*Instruction*: Produce a verbatim copy of the entries listed below.

[Records from a data collection]
====================

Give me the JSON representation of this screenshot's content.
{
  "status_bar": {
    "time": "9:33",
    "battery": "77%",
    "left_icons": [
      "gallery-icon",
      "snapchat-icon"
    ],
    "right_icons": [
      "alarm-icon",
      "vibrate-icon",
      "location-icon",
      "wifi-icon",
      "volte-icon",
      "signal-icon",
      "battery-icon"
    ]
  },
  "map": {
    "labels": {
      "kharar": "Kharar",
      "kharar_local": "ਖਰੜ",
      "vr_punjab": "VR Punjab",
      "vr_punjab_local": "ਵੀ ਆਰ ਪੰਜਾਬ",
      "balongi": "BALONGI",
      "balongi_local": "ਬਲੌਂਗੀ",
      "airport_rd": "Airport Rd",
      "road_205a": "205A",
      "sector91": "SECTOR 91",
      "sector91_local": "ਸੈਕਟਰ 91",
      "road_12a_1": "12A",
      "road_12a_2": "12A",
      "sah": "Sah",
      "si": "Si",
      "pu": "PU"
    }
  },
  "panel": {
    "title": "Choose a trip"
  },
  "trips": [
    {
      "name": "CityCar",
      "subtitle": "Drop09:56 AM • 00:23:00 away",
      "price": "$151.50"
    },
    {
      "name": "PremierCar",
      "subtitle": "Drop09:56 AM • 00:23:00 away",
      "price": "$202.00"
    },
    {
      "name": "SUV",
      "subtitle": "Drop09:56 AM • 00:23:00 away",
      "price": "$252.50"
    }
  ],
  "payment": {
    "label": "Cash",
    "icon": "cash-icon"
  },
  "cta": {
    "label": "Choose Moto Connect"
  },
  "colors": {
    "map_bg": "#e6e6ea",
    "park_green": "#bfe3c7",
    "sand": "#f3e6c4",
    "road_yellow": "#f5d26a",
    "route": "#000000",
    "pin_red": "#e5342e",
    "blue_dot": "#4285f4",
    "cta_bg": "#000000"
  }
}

====================

*Exercise solution*:
Give me the JSON representation of this screenshot's content.
{
  "status_bar": {
    "time": "9:33",
    "battery": "77%",
    "left_icons": [
      "gallery-icon",
      "snapchat-icon"
    ],
    "right_icons": [
      "alarm-icon",
      "vibrate-icon",
      "location-icon",
      "wifi-icon",
      "volte-icon",
      "signal-icon",
      "battery-icon"
    ]
  },
  "map": {
    "labels": {
      "kharar": "Kharar",
      "kharar_local": "ਖਰੜ",
      "vr_punjab": "VR Punjab",
      "vr_punjab_local": "ਵੀ ਆਰ ਪੰਜਾਬ",
      "balongi": "BALONGI",
      "balongi_local": "ਬਲੌਂਗੀ",
      "airport_rd": "Airport Rd",
      "road_205a": "205A",
      "sector91": "SECTOR 91",
      "sector91_local": "ਸੈਕਟਰ 91",
      "road_12a_1": "12A",
      "road_12a_2": "12A",
      "sah": "Sah",
      "si": "Si",
      "pu": "PU"
    }
  },
  "panel": {
    "title": "Choose a trip"
  },
  "trips": [
    {
      "name": "CityCar",
      "subtitle": "Drop09:56 AM • 00:23:00 away",
      "price": "$151.50"
    },
    {
      "name": "PremierCar",
      "subtitle": "Drop09:56 AM • 00:23:00 away",
      "price": "$202.00"
    },
    {
      "name": "SUV",
      "subtitle": "Drop09:56 AM • 00:23:00 away",
      "price": "$252.50"
    }
  ],
  "payment": {
    "label": "Cash",
    "icon": "cash-icon"
  },
  "cta": {
    "label": "Choose Moto Connect"
  },
  "colors": {
    "map_bg": "#e6e6ea",
    "park_green": "#bfe3c7",
    "sand": "#f3e6c4",
    "road_yellow": "#f5d26a",
    "route": "#000000",
    "pin_red": "#e5342e",
    "blue_dot": "#4285f4",
    "cta_bg": "#000000"
  }
}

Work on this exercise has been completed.